— START Recorded data —

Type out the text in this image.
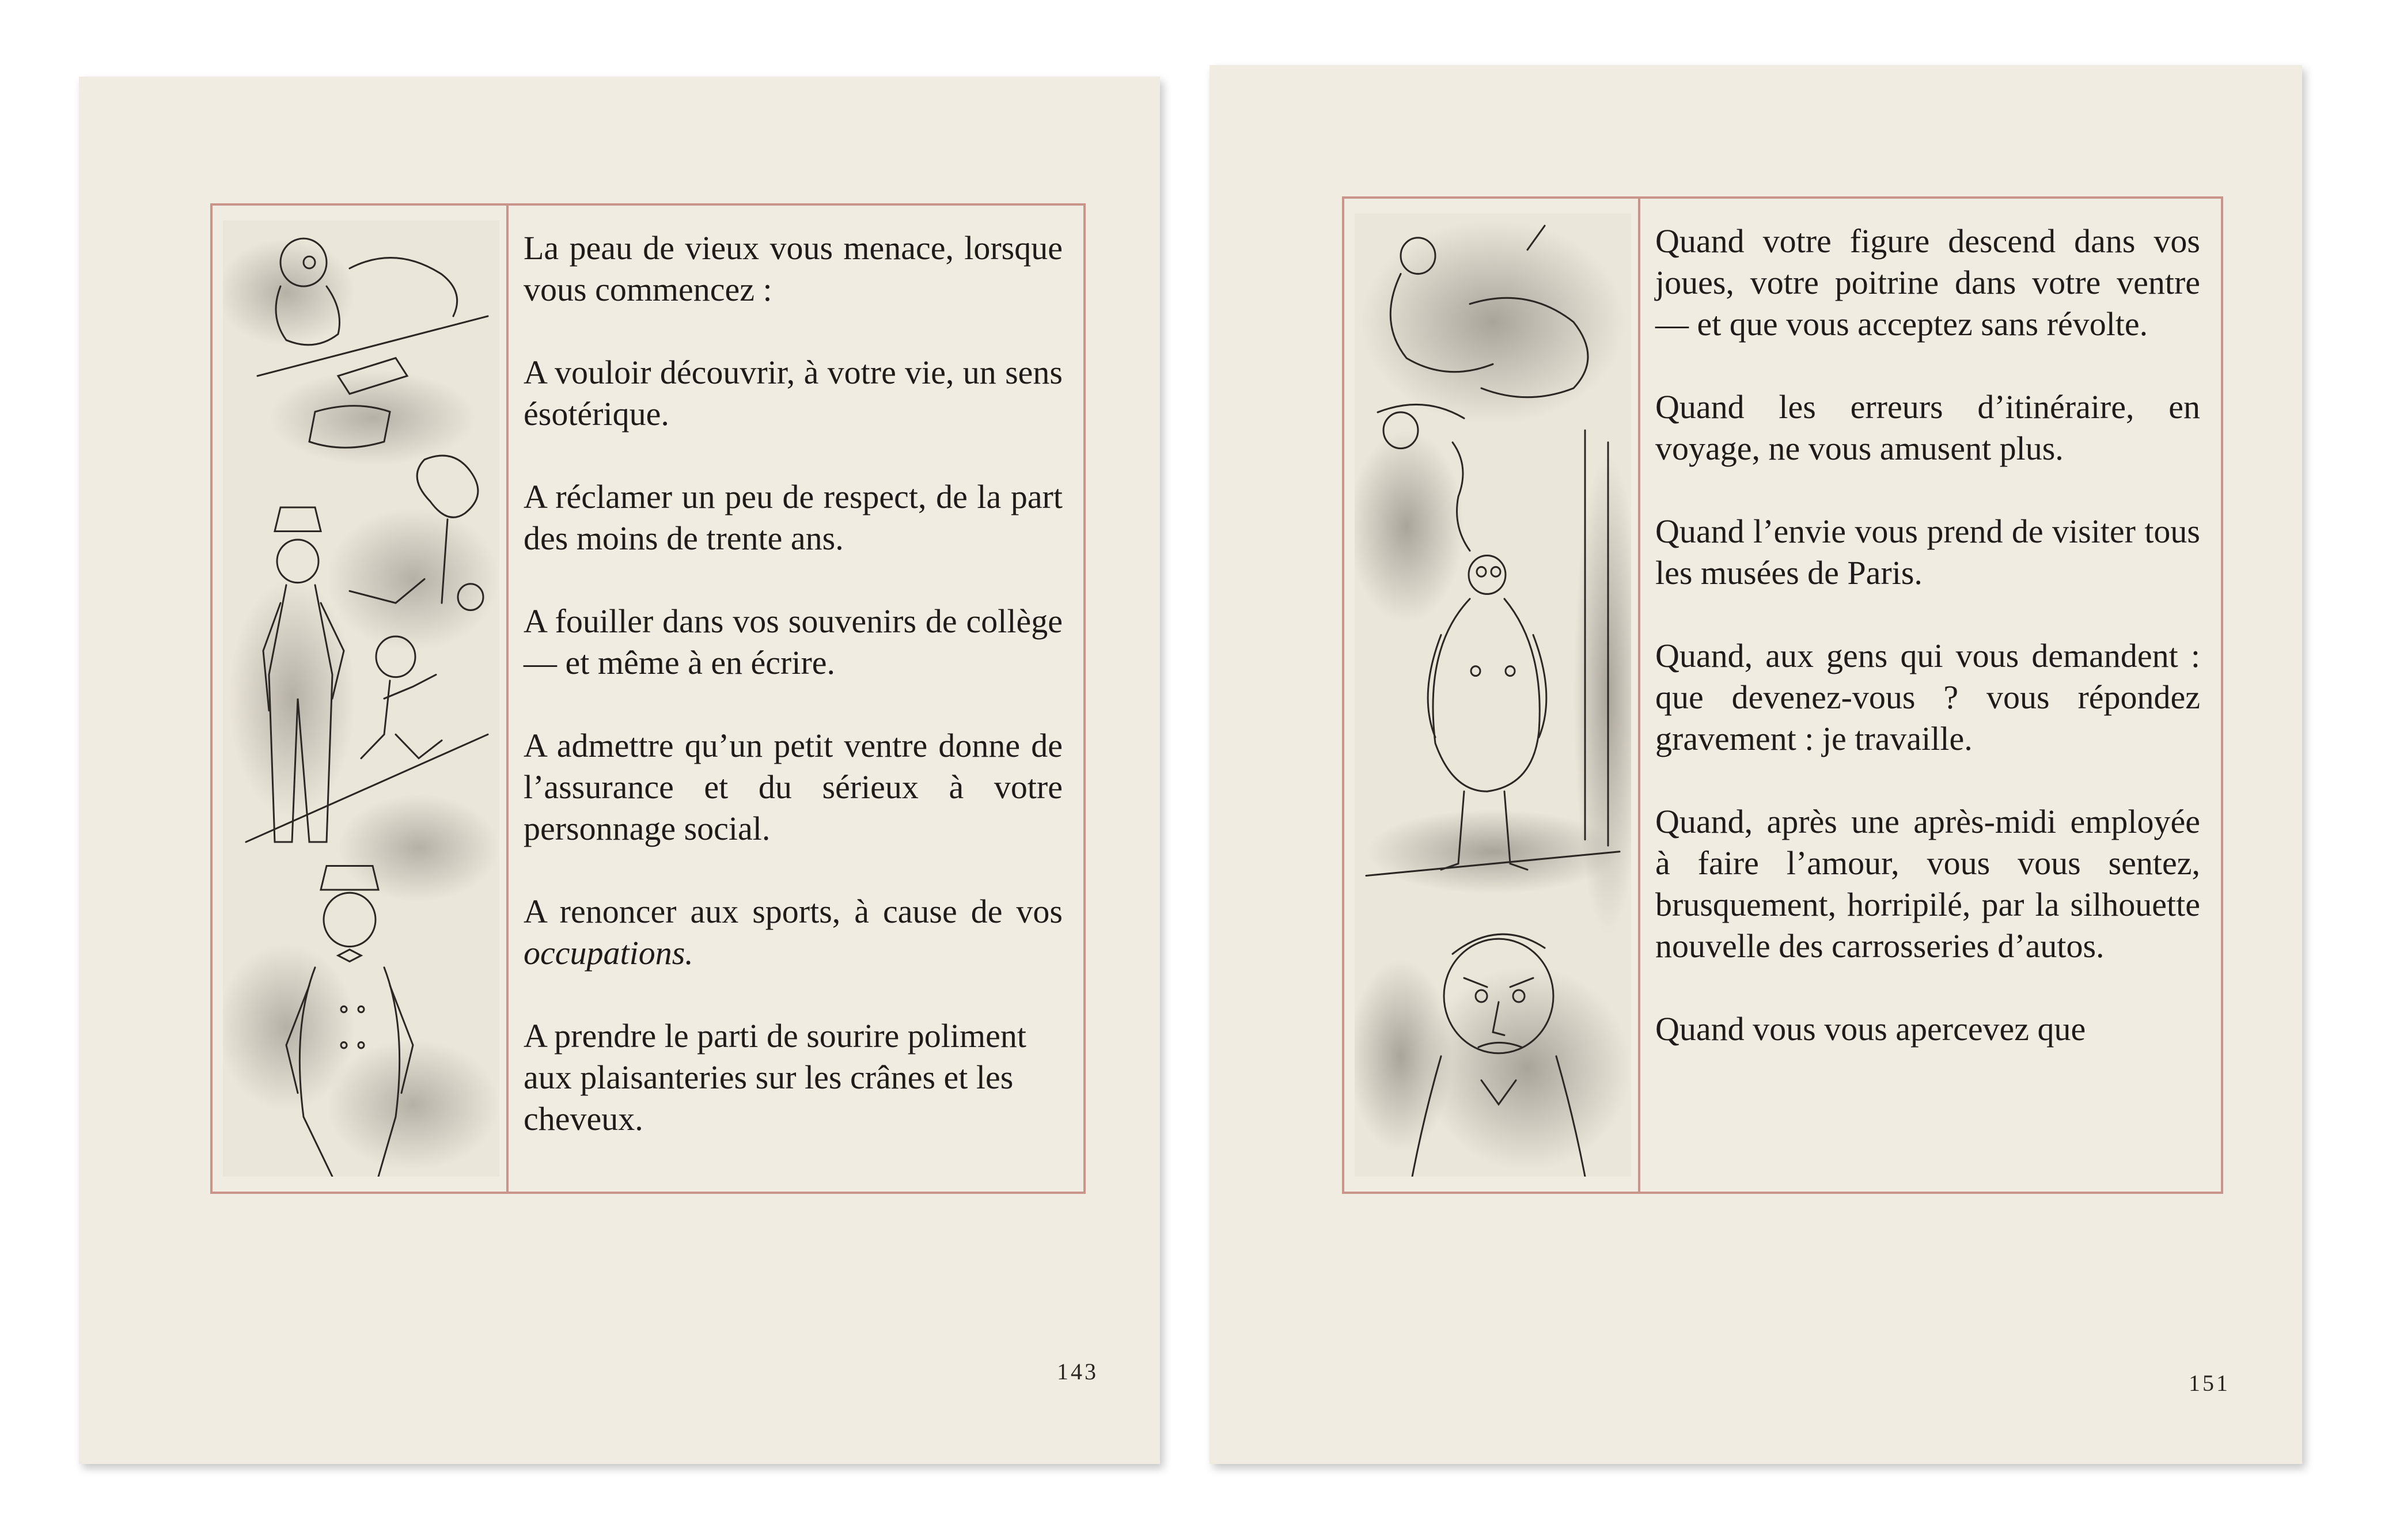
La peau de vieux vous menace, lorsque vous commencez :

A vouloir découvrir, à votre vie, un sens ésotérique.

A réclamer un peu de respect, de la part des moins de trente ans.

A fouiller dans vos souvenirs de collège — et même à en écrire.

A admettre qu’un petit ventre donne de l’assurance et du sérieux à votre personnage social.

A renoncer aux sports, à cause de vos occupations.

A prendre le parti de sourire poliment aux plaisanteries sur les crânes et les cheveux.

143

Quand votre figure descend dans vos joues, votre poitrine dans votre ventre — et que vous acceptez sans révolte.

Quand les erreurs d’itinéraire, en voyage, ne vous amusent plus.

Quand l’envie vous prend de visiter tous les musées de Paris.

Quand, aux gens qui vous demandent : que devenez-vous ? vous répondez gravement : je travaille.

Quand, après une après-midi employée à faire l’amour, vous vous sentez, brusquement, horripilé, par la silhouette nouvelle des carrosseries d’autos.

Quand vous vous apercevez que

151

— END Recorded data —

## What the task requires
In the listing, find all lines with the string "Quand" and copy them.

## Output
Quand votre figure descend dans vos joues, votre poitrine dans votre ventre — et que vous acceptez sans révolte.
Quand les erreurs d’itinéraire, en voyage, ne vous amusent plus.
Quand l’envie vous prend de visiter tous les musées de Paris.
Quand, aux gens qui vous demandent : que devenez-vous ? vous répondez gravement : je travaille.
Quand, après une après-midi employée à faire l’amour, vous vous sentez, brusquement, horripilé, par la silhouette nouvelle des carrosseries d’autos.
Quand vous vous apercevez que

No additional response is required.